== Given request ==
Below are records. Copy every line with "live" in it.

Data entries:
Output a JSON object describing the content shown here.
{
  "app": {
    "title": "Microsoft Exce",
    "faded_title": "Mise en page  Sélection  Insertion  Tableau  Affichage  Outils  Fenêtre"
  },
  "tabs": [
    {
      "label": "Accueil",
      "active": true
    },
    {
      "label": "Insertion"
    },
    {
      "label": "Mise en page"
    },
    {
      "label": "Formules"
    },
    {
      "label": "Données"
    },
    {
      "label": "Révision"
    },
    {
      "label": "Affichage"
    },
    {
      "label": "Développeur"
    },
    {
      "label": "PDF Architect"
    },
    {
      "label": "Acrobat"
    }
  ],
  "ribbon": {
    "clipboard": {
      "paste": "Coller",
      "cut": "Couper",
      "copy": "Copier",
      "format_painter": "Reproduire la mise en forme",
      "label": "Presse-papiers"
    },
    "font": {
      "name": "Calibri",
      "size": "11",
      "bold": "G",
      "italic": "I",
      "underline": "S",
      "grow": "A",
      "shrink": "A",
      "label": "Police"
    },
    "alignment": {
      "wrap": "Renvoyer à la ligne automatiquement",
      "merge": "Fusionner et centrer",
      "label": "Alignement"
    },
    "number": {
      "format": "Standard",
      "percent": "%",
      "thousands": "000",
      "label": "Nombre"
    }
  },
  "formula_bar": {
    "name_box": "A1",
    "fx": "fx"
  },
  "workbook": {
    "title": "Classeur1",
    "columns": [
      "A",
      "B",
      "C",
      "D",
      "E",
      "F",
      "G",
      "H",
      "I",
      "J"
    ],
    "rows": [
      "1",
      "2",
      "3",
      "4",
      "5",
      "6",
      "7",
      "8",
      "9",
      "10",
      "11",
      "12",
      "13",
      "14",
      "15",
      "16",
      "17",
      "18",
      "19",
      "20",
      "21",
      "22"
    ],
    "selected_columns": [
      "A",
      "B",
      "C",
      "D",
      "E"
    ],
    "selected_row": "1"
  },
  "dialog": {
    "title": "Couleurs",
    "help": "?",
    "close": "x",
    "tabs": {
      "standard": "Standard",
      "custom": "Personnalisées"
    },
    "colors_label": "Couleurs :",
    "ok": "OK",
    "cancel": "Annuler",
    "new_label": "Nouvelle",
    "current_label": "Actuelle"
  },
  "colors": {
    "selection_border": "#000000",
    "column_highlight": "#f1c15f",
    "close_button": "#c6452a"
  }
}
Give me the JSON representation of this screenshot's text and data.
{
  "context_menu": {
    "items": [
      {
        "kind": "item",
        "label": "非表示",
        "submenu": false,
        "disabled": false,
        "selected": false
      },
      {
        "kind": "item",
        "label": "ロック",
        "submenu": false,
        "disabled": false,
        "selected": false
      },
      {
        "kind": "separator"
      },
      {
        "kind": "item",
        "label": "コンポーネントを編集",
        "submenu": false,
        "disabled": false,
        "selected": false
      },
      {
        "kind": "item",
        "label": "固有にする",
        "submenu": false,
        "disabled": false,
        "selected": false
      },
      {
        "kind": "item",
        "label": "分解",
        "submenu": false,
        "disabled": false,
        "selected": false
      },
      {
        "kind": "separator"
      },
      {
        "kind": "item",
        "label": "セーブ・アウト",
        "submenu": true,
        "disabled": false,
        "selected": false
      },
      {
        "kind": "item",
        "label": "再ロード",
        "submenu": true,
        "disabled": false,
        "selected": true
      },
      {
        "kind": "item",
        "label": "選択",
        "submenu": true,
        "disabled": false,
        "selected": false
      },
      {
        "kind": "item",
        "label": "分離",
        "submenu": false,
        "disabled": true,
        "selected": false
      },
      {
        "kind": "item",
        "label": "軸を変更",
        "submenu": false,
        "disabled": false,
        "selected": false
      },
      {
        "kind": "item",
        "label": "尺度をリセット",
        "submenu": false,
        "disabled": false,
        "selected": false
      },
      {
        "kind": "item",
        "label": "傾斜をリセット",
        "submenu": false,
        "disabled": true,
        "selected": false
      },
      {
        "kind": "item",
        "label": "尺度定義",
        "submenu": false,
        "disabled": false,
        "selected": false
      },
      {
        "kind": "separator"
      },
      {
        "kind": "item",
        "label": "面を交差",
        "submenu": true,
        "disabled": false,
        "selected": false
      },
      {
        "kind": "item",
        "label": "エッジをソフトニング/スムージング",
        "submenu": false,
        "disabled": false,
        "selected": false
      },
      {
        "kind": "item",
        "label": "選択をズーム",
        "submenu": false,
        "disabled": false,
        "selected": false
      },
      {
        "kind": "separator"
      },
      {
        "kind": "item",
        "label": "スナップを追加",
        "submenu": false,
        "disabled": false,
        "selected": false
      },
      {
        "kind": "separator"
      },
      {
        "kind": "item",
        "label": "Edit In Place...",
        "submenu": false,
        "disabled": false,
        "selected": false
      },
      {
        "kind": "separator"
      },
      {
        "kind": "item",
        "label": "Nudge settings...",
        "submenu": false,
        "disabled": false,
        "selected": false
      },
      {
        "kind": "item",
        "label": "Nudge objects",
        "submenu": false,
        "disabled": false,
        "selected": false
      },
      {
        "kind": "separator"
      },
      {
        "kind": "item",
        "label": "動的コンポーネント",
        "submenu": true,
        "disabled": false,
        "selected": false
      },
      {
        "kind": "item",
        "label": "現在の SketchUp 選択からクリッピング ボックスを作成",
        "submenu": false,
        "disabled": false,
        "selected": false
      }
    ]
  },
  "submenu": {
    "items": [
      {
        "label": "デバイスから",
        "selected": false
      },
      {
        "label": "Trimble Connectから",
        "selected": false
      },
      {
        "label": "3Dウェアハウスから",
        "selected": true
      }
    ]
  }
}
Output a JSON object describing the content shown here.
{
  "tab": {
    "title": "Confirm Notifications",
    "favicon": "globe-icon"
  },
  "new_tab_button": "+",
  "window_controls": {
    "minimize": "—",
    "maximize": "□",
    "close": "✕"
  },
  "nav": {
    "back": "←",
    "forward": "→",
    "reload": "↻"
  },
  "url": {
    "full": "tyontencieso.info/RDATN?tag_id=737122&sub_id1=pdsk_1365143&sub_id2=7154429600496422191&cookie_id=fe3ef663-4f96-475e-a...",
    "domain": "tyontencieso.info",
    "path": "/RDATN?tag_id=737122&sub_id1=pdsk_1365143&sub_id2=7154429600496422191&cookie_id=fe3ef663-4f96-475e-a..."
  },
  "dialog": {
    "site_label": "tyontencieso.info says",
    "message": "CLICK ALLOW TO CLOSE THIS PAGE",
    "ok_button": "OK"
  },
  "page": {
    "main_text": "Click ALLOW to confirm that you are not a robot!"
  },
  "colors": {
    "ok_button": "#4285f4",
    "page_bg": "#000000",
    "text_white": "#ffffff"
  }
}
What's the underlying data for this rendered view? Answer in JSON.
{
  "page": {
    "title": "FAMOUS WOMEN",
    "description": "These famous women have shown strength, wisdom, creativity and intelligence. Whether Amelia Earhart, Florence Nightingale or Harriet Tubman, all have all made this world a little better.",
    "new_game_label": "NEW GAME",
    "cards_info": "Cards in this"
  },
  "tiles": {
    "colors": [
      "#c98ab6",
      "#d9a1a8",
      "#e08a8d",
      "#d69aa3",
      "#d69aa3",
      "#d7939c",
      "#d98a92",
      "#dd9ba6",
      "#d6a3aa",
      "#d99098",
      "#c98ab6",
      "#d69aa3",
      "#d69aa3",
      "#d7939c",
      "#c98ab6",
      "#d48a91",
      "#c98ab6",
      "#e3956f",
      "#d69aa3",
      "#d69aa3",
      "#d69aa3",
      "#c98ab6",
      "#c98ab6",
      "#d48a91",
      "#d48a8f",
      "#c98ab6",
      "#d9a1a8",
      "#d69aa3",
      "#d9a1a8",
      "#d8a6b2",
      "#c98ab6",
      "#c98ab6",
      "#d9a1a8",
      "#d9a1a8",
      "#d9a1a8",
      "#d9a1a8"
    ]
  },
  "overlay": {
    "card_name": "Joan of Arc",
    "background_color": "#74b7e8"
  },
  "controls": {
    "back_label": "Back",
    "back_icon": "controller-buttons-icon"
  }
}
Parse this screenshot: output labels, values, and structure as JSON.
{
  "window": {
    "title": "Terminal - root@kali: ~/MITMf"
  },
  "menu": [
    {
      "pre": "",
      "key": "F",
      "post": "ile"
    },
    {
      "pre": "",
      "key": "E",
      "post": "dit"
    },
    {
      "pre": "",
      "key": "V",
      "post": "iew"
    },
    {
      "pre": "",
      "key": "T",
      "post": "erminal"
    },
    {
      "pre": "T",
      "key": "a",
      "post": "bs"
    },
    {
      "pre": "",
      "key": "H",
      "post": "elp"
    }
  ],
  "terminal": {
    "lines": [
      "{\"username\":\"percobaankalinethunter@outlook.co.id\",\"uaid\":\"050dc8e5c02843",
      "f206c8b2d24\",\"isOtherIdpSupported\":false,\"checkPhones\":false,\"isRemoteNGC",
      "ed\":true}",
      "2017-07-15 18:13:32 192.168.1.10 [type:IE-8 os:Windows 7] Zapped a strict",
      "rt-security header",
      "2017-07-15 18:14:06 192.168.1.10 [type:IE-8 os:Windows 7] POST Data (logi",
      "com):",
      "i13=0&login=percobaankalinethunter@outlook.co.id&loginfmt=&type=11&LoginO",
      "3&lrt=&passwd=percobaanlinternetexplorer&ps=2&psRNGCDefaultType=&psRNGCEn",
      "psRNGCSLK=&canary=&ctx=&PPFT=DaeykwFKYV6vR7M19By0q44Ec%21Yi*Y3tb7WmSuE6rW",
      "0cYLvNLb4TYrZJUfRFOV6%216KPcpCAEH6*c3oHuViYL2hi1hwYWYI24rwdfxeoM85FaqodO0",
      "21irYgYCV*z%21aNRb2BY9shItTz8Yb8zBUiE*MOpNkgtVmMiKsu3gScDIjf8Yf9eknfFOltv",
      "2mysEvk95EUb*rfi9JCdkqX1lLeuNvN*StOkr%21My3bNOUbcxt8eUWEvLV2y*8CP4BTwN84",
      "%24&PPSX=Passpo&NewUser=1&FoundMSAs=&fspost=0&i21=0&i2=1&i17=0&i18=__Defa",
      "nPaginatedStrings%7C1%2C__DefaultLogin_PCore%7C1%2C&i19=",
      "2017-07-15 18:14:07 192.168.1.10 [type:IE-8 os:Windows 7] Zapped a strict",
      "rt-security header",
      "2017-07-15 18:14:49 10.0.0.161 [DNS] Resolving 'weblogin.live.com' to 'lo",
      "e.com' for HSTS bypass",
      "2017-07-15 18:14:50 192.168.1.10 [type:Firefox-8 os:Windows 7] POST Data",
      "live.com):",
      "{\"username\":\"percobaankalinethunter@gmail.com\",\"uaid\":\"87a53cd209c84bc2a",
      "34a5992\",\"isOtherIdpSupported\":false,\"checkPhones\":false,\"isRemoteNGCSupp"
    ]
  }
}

== Written answer ==
      "2017-07-15 18:14:49 10.0.0.161 [DNS] Resolving 'weblogin.live.com' to 'lo",
      "live.com):",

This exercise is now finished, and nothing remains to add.